GIVEN DATA =

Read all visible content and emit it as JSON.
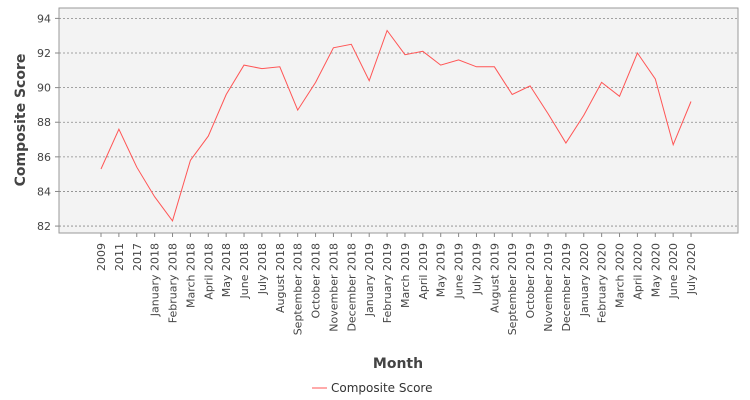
{
  "chart_data": {
    "type": "line",
    "xlabel": "Month",
    "ylabel": "Composite Score",
    "ylim": [
      81.6,
      94.6
    ],
    "yticks": [
      82,
      84,
      86,
      88,
      90,
      92,
      94
    ],
    "grid": true,
    "legend": {
      "position": "bottom-center"
    },
    "categories": [
      "2009",
      "2011",
      "2017",
      "January 2018",
      "February 2018",
      "March 2018",
      "April 2018",
      "May 2018",
      "June 2018",
      "July 2018",
      "August 2018",
      "September 2018",
      "October 2018",
      "November 2018",
      "December 2018",
      "January 2019",
      "February 2019",
      "March 2019",
      "April 2019",
      "May 2019",
      "June 2019",
      "July 2019",
      "August 2019",
      "September 2019",
      "October 2019",
      "November 2019",
      "December 2019",
      "January 2020",
      "February 2020",
      "March 2020",
      "April 2020",
      "May 2020",
      "June 2020",
      "July 2020"
    ],
    "series": [
      {
        "name": "Composite Score",
        "color": "#ff5555",
        "values": [
          85.3,
          87.6,
          85.4,
          83.7,
          82.3,
          85.8,
          87.2,
          89.6,
          91.3,
          91.1,
          91.2,
          88.7,
          90.3,
          92.3,
          92.5,
          90.4,
          93.3,
          91.9,
          92.1,
          91.3,
          91.6,
          91.2,
          91.2,
          89.6,
          90.1,
          88.5,
          86.8,
          88.4,
          90.3,
          89.5,
          92.0,
          90.5,
          86.7,
          89.2
        ]
      }
    ]
  }
}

SHORT PROBLEM = Look for the word "Score" in every line of the listing and copy the lines that have it.

PROBLEM SOLUTION =
    "ylabel": "Composite Score",
        "name": "Composite Score",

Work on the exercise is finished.